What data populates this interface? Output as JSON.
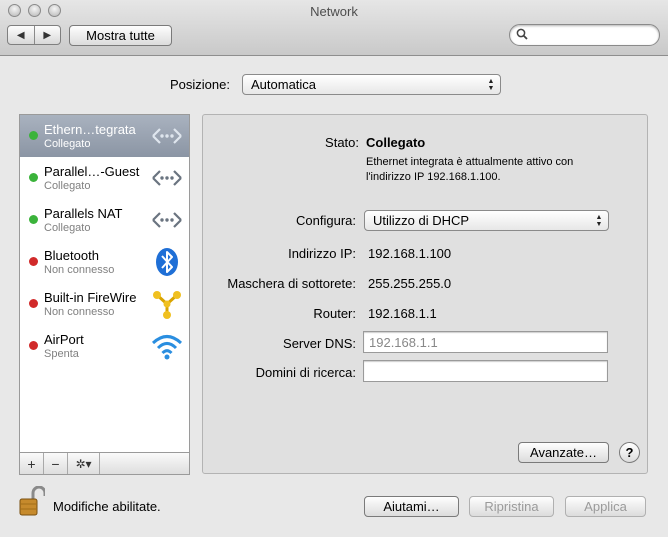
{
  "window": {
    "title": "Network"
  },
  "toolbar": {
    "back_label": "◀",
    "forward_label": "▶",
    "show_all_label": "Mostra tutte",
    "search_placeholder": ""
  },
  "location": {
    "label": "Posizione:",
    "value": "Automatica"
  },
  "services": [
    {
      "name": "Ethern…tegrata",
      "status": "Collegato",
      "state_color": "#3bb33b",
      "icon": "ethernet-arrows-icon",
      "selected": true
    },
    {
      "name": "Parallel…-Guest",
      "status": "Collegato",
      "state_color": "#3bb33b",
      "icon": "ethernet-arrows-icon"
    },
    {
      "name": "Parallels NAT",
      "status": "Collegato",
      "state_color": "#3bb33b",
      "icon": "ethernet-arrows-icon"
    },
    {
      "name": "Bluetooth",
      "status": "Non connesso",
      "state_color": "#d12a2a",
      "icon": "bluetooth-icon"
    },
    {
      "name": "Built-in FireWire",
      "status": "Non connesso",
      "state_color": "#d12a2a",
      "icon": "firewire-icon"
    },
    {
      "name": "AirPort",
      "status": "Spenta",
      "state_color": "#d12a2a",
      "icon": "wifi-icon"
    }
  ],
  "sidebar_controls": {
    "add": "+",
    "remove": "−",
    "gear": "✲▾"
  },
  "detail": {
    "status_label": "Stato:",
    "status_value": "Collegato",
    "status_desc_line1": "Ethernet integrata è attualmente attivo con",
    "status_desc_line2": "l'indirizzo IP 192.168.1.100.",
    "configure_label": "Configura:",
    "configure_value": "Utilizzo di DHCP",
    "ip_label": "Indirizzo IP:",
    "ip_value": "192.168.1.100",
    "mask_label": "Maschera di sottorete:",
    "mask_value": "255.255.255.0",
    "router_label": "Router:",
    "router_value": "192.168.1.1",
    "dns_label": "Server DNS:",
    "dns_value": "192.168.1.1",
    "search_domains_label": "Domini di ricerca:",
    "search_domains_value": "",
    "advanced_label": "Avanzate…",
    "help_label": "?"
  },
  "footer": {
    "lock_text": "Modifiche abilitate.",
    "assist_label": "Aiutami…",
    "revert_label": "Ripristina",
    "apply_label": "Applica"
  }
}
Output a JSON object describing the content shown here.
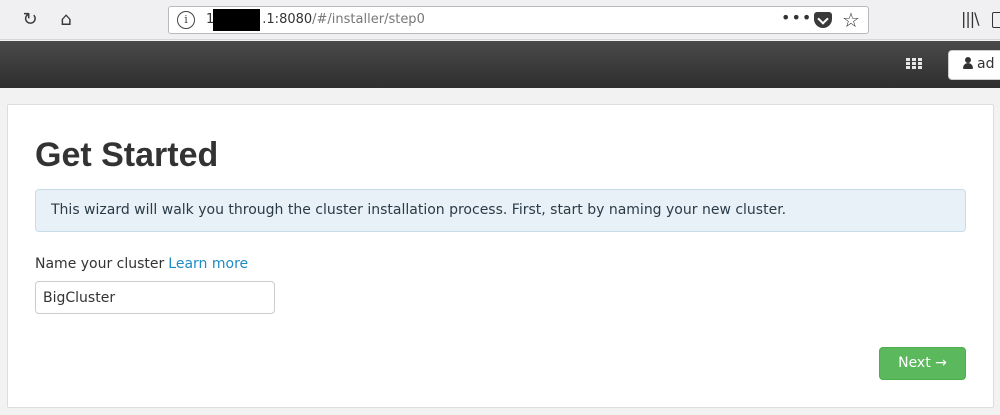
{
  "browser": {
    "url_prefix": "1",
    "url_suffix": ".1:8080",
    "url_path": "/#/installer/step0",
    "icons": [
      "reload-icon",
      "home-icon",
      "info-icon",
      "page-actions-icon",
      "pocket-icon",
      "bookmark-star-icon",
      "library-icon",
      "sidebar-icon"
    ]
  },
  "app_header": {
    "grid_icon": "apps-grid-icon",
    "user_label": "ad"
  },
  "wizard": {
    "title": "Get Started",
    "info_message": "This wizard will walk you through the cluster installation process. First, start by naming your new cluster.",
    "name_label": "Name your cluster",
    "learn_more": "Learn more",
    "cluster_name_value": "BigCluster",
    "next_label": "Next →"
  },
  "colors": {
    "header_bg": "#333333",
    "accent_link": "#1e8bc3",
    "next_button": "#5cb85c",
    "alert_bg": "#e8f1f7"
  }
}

▶ [What you are asked to do] Go through the data above and transcribe it in full, omitting any image.

▶ [Correct output]
What data populates this interface? Output as JSON.
{
  "window": {
    "title": "Network"
  },
  "toolbar": {
    "back_label": "◀",
    "forward_label": "▶",
    "show_all_label": "Mostra tutte",
    "search_placeholder": ""
  },
  "location": {
    "label": "Posizione:",
    "value": "Automatica"
  },
  "services": [
    {
      "name": "Ethern…tegrata",
      "status": "Collegato",
      "state_color": "#3bb33b",
      "icon": "ethernet-arrows-icon",
      "selected": true
    },
    {
      "name": "Parallel…-Guest",
      "status": "Collegato",
      "state_color": "#3bb33b",
      "icon": "ethernet-arrows-icon"
    },
    {
      "name": "Parallels NAT",
      "status": "Collegato",
      "state_color": "#3bb33b",
      "icon": "ethernet-arrows-icon"
    },
    {
      "name": "Bluetooth",
      "status": "Non connesso",
      "state_color": "#d12a2a",
      "icon": "bluetooth-icon"
    },
    {
      "name": "Built-in FireWire",
      "status": "Non connesso",
      "state_color": "#d12a2a",
      "icon": "firewire-icon"
    },
    {
      "name": "AirPort",
      "status": "Spenta",
      "state_color": "#d12a2a",
      "icon": "wifi-icon"
    }
  ],
  "sidebar_controls": {
    "add": "+",
    "remove": "−",
    "gear": "✲▾"
  },
  "detail": {
    "status_label": "Stato:",
    "status_value": "Collegato",
    "status_desc_line1": "Ethernet integrata è attualmente attivo con",
    "status_desc_line2": "l'indirizzo IP 192.168.1.100.",
    "configure_label": "Configura:",
    "configure_value": "Utilizzo di DHCP",
    "ip_label": "Indirizzo IP:",
    "ip_value": "192.168.1.100",
    "mask_label": "Maschera di sottorete:",
    "mask_value": "255.255.255.0",
    "router_label": "Router:",
    "router_value": "192.168.1.1",
    "dns_label": "Server DNS:",
    "dns_value": "192.168.1.1",
    "search_domains_label": "Domini di ricerca:",
    "search_domains_value": "",
    "advanced_label": "Avanzate…",
    "help_label": "?"
  },
  "footer": {
    "lock_text": "Modifiche abilitate.",
    "assist_label": "Aiutami…",
    "revert_label": "Ripristina",
    "apply_label": "Applica"
  }
}
Output a JSON object describing the content shown here.
{
  "browser": {
    "url_prefix": "1",
    "url_suffix": ".1:8080",
    "url_path": "/#/installer/step0",
    "icons": [
      "reload-icon",
      "home-icon",
      "info-icon",
      "page-actions-icon",
      "pocket-icon",
      "bookmark-star-icon",
      "library-icon",
      "sidebar-icon"
    ]
  },
  "app_header": {
    "grid_icon": "apps-grid-icon",
    "user_label": "ad"
  },
  "wizard": {
    "title": "Get Started",
    "info_message": "This wizard will walk you through the cluster installation process. First, start by naming your new cluster.",
    "name_label": "Name your cluster",
    "learn_more": "Learn more",
    "cluster_name_value": "BigCluster",
    "next_label": "Next →"
  },
  "colors": {
    "header_bg": "#333333",
    "accent_link": "#1e8bc3",
    "next_button": "#5cb85c",
    "alert_bg": "#e8f1f7"
  }
}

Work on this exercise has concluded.